Output the material beneath exactly, leaving nothing out.

========

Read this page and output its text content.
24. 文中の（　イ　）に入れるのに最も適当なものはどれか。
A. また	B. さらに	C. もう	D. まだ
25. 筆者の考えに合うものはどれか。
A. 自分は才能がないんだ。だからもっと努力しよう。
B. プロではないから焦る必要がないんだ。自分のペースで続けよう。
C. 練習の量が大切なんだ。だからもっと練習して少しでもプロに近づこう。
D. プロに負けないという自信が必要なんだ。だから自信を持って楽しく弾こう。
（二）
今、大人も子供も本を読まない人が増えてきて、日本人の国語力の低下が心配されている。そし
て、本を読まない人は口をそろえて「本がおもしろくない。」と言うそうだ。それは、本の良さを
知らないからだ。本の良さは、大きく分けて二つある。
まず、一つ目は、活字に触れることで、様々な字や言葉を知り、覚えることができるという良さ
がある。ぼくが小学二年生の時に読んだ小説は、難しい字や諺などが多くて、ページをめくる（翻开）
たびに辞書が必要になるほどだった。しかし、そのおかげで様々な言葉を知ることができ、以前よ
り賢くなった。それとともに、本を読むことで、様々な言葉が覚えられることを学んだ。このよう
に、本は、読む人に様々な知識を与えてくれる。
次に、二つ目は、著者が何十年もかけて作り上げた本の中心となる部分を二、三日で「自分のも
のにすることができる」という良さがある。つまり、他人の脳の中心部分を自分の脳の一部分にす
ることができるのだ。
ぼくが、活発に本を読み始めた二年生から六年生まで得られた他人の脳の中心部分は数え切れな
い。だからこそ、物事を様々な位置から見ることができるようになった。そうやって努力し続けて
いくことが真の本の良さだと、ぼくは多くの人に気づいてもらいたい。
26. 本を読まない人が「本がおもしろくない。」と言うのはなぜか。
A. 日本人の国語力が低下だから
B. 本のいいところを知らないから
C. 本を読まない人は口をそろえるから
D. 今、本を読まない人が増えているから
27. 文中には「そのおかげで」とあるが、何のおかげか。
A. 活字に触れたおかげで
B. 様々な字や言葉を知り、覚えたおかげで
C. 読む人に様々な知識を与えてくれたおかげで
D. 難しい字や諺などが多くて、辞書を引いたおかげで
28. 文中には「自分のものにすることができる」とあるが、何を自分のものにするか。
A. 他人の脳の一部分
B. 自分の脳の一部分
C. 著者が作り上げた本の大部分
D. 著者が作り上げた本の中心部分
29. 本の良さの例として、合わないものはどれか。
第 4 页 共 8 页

========

• **Answer for the task**:
Read this page and output its text content.
24. 文中の（　イ　）に入れるのに最も適当なものはどれか。
A. また	B. さらに	C. もう	D. まだ
25. 筆者の考えに合うものはどれか。
A. 自分は才能がないんだ。だからもっと努力しよう。
B. プロではないから焦る必要がないんだ。自分のペースで続けよう。
C. 練習の量が大切なんだ。だからもっと練習して少しでもプロに近づこう。
D. プロに負けないという自信が必要なんだ。だから自信を持って楽しく弾こう。
（二）
今、大人も子供も本を読まない人が増えてきて、日本人の国語力の低下が心配されている。そし
て、本を読まない人は口をそろえて「本がおもしろくない。」と言うそうだ。それは、本の良さを
知らないからだ。本の良さは、大きく分けて二つある。
まず、一つ目は、活字に触れることで、様々な字や言葉を知り、覚えることができるという良さ
がある。ぼくが小学二年生の時に読んだ小説は、難しい字や諺などが多くて、ページをめくる（翻开）
たびに辞書が必要になるほどだった。しかし、そのおかげで様々な言葉を知ることができ、以前よ
り賢くなった。それとともに、本を読むことで、様々な言葉が覚えられることを学んだ。このよう
に、本は、読む人に様々な知識を与えてくれる。
次に、二つ目は、著者が何十年もかけて作り上げた本の中心となる部分を二、三日で「自分のも
のにすることができる」という良さがある。つまり、他人の脳の中心部分を自分の脳の一部分にす
ることができるのだ。
ぼくが、活発に本を読み始めた二年生から六年生まで得られた他人の脳の中心部分は数え切れな
い。だからこそ、物事を様々な位置から見ることができるようになった。そうやって努力し続けて
いくことが真の本の良さだと、ぼくは多くの人に気づいてもらいたい。
26. 本を読まない人が「本がおもしろくない。」と言うのはなぜか。
A. 日本人の国語力が低下だから
B. 本のいいところを知らないから
C. 本を読まない人は口をそろえるから
D. 今、本を読まない人が増えているから
27. 文中には「そのおかげで」とあるが、何のおかげか。
A. 活字に触れたおかげで
B. 様々な字や言葉を知り、覚えたおかげで
C. 読む人に様々な知識を与えてくれたおかげで
D. 難しい字や諺などが多くて、辞書を引いたおかげで
28. 文中には「自分のものにすることができる」とあるが、何を自分のものにするか。
A. 他人の脳の一部分
B. 自分の脳の一部分
C. 著者が作り上げた本の大部分
D. 著者が作り上げた本の中心部分
29. 本の良さの例として、合わないものはどれか。
第 4 页 共 8 页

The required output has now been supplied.